Yellowjackets – Parallel Motion

Non si può fare altro che esprimersi in senso ampiamente elogiativo, e questo già dal primo ascolto, riferendosi a Parallel Motion, ultimo lavoro uscito dalle menti creative di Russel Ferrante, Bob Mintzer, Will Kennedy e Dane Alderson, ovvero gli Yellowjackets, band jazz/fusion statunitense che, pur avendo ormai superato le quarantacinque primavere, non pare avere assolutamente perso quello smalto e quella brillantezza che mostrò sin da quando, ed era il 1977, proprio Ferrante, allora affiancato da Robben Ford, Jimmy Haslip e Ricky Lawson, la condusse all’esordio grazie all’album omonimo, ormai divenuto un classico del genere.

Quarantacinque anni, ventisei album, incluso questo nuovo lavoro che, grazie alle sue nove tracce, traghetta la band nel secondo decennio del terzo millennio all’insegna di un mood intenso, e di un interplay ormai rodatissimo, in cui le doti dei singoli si fondono in un lavoro d’insieme che scorre fluido e naturale sin da Intrigue e Challenging Times (e la sfida viene davvero raccolta, senza tentennamenti…), i due brani che aprono l’ultima creatura del quartetto californiano.

Ferrante e Mintzer si scambiano di continuo il ruolo di leader melodico ma la sorpresa, tutto sommato relativa perché le sue doti erano ben note a tempo, è il “giovane” Alderson, australiano, neppure quarantenne, che si ritaglia non solo spazi importanti ma apporta un significativo contributo alla ritmica, efficace e sempre inappuntabile, di Kennedy, grazie a linee ficcanti, centratissime e che diventano sempre di più il vero e proprio collante del sound complessivo della band.

La title-track è un vero e proprio condensato di questa capacità di “fusion”, perché le giustapposizioni tra gli strumenti sono precise, sempre equilibrate, e permettono al brano di scorrere con una naturalezza che non tutti riescono sempre ad esprimere.

**Dati:**
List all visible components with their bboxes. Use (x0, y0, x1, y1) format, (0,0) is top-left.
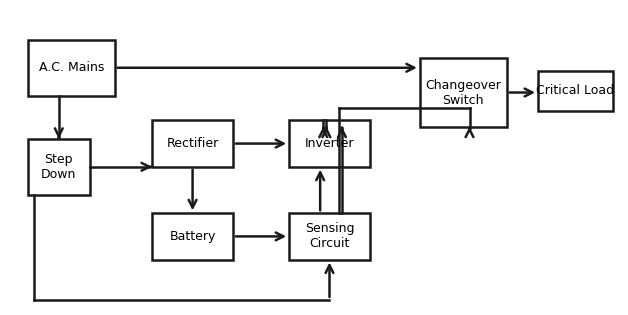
FancyBboxPatch shape (289, 120, 370, 167)
Text: Critical Load: Critical Load (536, 84, 614, 97)
Text: Changeover
Switch: Changeover Switch (425, 78, 501, 106)
FancyBboxPatch shape (28, 139, 90, 195)
FancyBboxPatch shape (152, 120, 233, 167)
Text: Battery: Battery (170, 230, 216, 243)
Text: Step
Down: Step Down (41, 153, 77, 181)
FancyBboxPatch shape (538, 71, 613, 111)
FancyBboxPatch shape (28, 40, 115, 96)
Text: Inverter: Inverter (305, 137, 354, 150)
Text: Rectifier: Rectifier (166, 137, 219, 150)
Text: A.C. Mains: A.C. Mains (38, 61, 104, 74)
FancyBboxPatch shape (152, 213, 233, 260)
Text: Sensing
Circuit: Sensing Circuit (305, 222, 354, 250)
FancyBboxPatch shape (420, 59, 507, 127)
FancyBboxPatch shape (289, 213, 370, 260)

**Consegna:**
Nel testo da leggere, chi suonava nella band all'esordio del 1977? Elenca tutti i nomi.

**Risposta attesa:**
Russel Ferrante, Robben Ford, Jimmy Haslip e Ricky Lawson.